# Complete the following
**A.** In the forum thread about Paratilapia polleni spawning, how old is the pair described in the first post?
**B.** List every post in the forum thread about Paratilapia polleni spawning, in order, giving each post's author and date.
**C.** Write the next part of the forum thread about Paratilapia polleni spawning, picking up after its final line.

# Page text

========

# Paratilapia polleni setting up to spawn



## notho2000 (Dec 8, 2012)

A three years old pair of Paratilapia polleni have staked out a small territory beside a rock and backed by a chunk of driftwood. They are keeping other tank inhabitants away from the area, and are looking like they "mean business".


----------



## KingPiccolo SB (Oct 12, 2012)

Have you managed to spawn them before this?

I have a pair that the male has been trying to spawn for a month or so he occasionally vibrates all over the female but she doesn't pay much attention to him.


----------



## notho2000 (Dec 8, 2012)

KingPiccolo SB said:


> Have you managed to spawn them before this?
> 
> I have a pair that the male has been trying to spawn for a month or so he occasionally vibrates all over the female but she doesn't pay much attention to him.

========

# Dataset excerpts
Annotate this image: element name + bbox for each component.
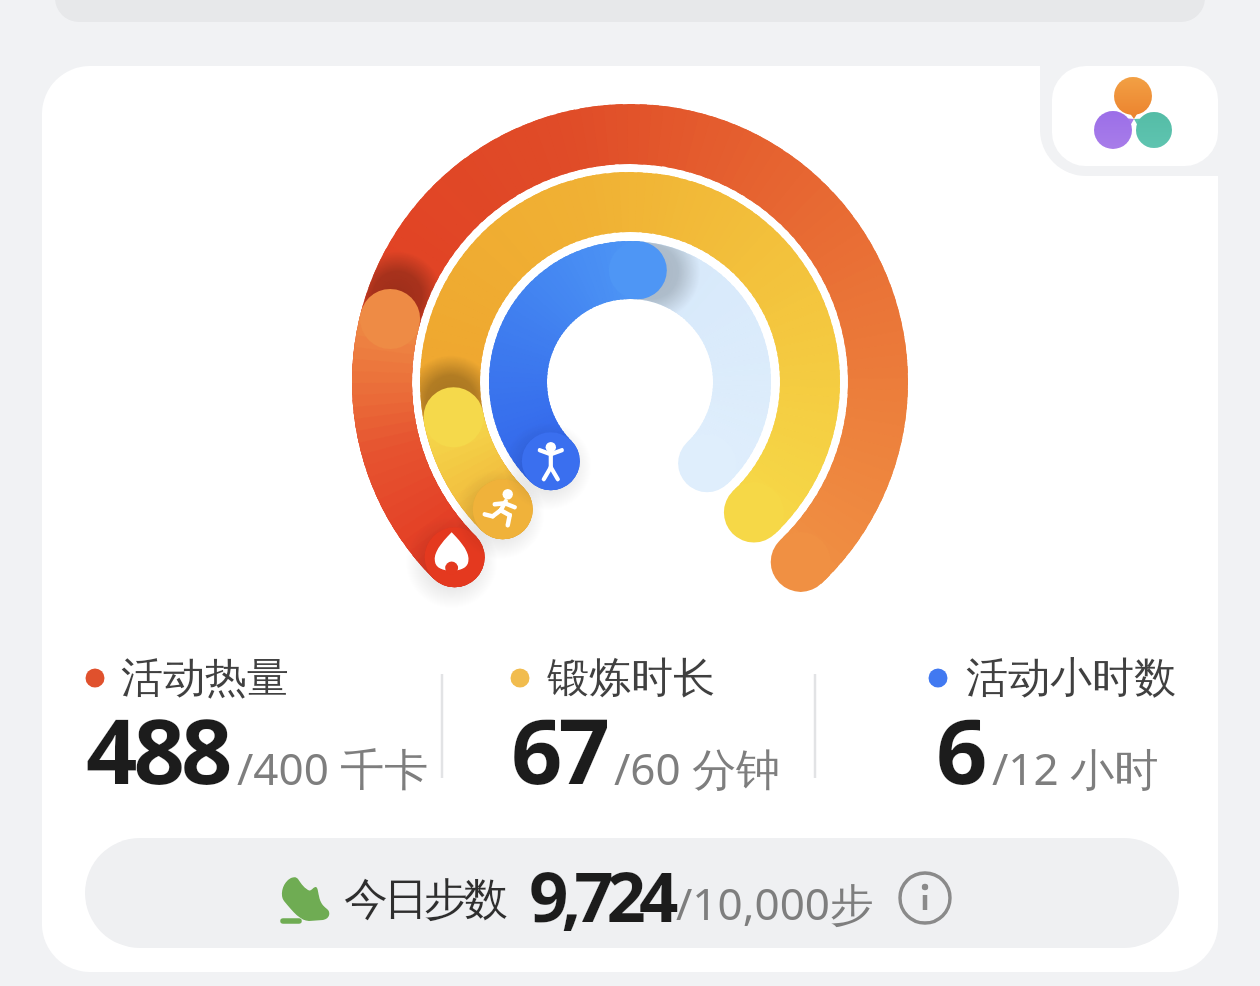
button[interactable] [898,871,952,925]
button[interactable] [85,838,1179,948]
staticText: /12 小时 [992,738,1159,798]
staticText: /60 分钟 [614,738,781,798]
staticText: 67 [511,688,606,811]
button[interactable] [1052,66,1218,166]
staticText: /400 千卡 [237,738,429,798]
button[interactable] [42,66,1218,972]
staticText: 今日步数 [346,872,506,927]
staticText: 活动热量 [121,652,289,705]
staticText: 9,724 [529,848,672,942]
staticText: 488 [86,688,229,811]
staticText: /10,000步 [676,873,874,933]
staticText: 活动小时数 [966,652,1176,705]
staticText: 6 [936,688,984,811]
staticText: 锻炼时长 [547,652,715,705]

========

# Responses to the exercise
**A.** Three years old.

**B.** notho2000 (Dec 8, 2012); KingPiccolo SB (Oct 12, 2012); notho2000 (Dec 8, 2012)

**C.**
Yes, I've had them spawn two or three times that I know of. I just kept fry from one spawn. Here's a pic of the pair with their fry.


----------



## KingPiccolo SB (Oct 12, 2012)

That's a great picture and the parents are really nice fish, these are my favorite cichlid of any that i've kept. I hope my spawn.


----------



## notho2000 (Dec 8, 2012)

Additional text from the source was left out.